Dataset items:
- - - - - - -
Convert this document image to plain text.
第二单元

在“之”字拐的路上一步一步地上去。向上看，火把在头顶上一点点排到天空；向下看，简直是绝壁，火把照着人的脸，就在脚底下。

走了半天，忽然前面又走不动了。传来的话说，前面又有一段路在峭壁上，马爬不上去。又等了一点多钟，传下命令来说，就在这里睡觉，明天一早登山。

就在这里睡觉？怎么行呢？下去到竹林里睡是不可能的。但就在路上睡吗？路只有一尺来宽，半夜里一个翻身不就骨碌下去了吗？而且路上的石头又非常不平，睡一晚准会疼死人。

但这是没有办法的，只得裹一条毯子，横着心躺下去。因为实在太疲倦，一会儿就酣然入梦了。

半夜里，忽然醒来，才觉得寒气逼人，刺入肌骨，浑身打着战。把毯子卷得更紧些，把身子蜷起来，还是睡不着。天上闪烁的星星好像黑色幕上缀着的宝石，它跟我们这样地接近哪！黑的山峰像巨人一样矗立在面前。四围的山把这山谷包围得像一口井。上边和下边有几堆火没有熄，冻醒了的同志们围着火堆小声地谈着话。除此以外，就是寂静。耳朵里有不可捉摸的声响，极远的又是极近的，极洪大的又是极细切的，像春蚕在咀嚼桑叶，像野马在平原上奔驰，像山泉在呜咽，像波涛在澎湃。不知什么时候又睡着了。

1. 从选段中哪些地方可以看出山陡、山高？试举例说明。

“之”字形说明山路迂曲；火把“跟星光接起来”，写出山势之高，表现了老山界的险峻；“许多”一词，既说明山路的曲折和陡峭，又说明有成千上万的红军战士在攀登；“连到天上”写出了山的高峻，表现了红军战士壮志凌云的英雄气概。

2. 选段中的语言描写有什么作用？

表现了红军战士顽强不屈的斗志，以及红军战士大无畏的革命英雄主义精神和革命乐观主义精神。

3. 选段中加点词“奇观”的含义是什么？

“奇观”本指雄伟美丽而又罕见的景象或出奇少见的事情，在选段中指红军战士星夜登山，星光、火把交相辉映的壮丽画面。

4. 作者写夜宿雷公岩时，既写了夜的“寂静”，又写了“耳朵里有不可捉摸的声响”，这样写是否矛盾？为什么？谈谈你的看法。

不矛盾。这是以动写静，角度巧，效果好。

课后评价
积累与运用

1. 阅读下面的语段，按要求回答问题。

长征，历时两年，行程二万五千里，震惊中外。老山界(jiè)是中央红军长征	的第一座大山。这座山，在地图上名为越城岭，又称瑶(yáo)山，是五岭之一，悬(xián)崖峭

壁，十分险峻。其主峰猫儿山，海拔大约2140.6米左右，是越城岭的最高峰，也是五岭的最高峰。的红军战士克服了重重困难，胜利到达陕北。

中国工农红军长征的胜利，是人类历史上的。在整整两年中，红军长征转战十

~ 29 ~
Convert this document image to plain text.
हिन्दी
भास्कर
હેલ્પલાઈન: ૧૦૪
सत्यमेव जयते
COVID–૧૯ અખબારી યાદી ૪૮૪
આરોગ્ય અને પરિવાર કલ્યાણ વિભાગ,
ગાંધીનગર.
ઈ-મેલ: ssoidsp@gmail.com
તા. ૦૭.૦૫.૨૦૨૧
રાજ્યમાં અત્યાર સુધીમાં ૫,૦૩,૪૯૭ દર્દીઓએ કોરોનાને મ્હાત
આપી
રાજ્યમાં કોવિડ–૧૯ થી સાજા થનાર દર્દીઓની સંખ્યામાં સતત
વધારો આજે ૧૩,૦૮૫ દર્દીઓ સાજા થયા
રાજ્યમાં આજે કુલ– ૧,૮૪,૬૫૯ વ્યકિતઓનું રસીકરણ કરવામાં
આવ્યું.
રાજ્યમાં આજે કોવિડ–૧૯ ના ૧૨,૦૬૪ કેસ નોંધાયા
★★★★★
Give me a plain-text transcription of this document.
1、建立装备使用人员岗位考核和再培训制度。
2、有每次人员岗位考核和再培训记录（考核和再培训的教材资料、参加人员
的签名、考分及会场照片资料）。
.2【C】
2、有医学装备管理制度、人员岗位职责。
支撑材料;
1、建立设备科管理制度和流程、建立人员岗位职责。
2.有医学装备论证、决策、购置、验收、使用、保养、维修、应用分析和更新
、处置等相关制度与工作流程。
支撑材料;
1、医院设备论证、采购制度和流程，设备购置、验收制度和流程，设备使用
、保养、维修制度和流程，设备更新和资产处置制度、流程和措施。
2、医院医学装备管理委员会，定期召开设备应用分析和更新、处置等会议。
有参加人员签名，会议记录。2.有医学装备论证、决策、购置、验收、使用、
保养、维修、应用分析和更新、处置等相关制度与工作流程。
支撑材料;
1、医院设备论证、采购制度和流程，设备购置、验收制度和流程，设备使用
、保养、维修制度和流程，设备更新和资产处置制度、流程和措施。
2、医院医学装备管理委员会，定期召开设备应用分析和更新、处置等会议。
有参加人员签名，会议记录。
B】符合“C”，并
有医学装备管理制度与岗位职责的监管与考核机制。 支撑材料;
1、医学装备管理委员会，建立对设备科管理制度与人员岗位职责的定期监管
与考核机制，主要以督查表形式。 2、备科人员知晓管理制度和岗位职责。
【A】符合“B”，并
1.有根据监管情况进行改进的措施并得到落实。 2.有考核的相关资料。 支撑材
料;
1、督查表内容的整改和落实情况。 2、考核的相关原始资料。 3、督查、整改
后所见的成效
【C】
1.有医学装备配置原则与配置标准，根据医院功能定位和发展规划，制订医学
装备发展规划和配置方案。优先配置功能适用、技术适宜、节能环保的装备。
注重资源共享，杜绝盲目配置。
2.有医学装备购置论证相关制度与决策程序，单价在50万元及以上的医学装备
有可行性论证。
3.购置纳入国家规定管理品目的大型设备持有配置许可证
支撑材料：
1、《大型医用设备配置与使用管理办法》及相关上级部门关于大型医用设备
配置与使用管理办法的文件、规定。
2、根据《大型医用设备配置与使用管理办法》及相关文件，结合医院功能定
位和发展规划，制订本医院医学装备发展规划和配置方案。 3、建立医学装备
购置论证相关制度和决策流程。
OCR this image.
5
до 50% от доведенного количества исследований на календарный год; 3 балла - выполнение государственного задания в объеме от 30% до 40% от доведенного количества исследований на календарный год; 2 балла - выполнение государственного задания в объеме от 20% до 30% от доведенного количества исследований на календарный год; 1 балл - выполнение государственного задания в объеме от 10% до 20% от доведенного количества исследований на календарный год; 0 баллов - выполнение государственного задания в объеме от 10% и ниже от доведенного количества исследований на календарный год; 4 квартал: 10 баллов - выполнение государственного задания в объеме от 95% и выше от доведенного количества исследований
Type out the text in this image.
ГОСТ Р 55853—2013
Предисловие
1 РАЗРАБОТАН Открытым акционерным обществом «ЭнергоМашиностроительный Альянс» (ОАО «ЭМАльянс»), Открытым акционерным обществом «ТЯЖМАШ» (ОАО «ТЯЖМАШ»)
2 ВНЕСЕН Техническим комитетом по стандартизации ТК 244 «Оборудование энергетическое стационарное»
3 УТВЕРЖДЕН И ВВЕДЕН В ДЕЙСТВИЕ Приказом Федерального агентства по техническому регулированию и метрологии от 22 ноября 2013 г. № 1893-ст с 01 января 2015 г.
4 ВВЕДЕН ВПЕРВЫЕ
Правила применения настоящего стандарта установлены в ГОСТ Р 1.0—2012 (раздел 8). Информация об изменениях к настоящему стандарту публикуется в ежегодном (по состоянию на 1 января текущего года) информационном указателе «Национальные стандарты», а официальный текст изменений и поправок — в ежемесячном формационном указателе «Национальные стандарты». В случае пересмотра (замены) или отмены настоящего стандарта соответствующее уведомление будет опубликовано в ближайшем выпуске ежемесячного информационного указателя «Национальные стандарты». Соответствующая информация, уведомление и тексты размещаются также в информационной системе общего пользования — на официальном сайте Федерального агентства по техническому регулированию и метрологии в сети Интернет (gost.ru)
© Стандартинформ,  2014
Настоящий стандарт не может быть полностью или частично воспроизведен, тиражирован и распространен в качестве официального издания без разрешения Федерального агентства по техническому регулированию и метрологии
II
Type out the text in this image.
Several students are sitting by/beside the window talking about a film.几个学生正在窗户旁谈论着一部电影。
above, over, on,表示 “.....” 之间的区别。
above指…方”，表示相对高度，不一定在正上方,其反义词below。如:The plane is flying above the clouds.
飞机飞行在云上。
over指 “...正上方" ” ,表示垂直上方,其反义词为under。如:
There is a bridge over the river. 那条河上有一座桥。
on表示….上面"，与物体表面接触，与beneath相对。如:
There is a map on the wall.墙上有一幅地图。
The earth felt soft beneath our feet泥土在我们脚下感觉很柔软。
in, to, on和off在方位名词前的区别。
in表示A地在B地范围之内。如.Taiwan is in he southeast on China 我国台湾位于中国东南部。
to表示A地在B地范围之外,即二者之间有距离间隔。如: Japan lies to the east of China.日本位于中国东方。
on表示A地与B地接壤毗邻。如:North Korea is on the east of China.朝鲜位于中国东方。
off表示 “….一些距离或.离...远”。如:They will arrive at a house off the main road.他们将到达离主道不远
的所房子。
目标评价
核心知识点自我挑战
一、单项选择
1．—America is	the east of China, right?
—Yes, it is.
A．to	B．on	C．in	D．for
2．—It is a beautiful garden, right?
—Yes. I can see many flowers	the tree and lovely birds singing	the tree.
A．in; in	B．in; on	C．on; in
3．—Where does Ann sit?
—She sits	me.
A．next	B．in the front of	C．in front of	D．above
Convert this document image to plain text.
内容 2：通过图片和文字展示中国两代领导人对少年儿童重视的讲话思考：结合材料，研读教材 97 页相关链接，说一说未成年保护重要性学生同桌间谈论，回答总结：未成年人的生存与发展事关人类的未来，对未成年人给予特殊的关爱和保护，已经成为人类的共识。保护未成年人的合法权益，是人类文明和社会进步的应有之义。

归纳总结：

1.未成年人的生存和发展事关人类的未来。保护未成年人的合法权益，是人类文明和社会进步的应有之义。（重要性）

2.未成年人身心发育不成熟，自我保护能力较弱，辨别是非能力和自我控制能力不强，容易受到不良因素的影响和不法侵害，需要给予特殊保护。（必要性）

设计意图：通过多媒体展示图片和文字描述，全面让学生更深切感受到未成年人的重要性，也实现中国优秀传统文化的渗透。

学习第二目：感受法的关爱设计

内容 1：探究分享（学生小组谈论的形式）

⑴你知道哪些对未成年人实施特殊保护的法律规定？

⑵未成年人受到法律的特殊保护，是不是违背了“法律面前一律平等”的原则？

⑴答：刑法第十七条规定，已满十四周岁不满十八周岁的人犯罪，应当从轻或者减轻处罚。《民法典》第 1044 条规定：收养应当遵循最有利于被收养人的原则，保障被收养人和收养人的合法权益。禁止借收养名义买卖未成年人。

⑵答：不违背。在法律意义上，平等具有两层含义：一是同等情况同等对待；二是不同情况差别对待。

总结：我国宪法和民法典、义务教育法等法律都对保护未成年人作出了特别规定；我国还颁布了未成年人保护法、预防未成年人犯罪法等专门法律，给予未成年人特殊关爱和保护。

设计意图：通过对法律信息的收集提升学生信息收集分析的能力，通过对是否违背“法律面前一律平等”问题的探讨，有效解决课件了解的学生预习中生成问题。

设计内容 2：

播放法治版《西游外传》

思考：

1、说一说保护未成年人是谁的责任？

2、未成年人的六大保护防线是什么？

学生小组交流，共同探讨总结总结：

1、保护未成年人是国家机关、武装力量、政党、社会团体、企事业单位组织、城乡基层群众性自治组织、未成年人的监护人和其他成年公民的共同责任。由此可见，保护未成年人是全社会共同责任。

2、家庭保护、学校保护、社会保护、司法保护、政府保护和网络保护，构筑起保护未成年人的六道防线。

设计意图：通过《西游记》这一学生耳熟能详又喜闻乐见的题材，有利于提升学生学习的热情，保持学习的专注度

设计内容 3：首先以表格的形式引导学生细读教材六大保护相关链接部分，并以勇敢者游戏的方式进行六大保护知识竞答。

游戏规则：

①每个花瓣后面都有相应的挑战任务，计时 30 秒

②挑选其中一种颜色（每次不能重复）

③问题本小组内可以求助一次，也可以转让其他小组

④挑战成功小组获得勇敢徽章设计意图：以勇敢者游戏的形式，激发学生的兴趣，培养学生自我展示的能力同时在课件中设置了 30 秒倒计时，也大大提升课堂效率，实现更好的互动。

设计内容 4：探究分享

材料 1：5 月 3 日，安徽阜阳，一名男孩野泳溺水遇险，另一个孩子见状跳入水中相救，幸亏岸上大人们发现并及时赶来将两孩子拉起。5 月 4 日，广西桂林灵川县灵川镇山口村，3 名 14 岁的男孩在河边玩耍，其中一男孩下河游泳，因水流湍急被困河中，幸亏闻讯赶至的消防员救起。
- - - - - - -
### Set problem
Gather each line of the records holding the string "就在这里睡觉".

### Task solution
走了半天，忽然前面又走不动了。传来的话说，前面又有一段路在峭壁上，马爬不上去。又等了一点多钟，传下命令来说，就在这里睡觉，明天一早登山。
就在这里睡觉？怎么行呢？下去到竹林里睡是不可能的。但就在路上睡吗？路只有一尺来宽，半夜里一个翻身不就骨碌下去了吗？而且路上的石头又非常不平，睡一晚准会疼死人。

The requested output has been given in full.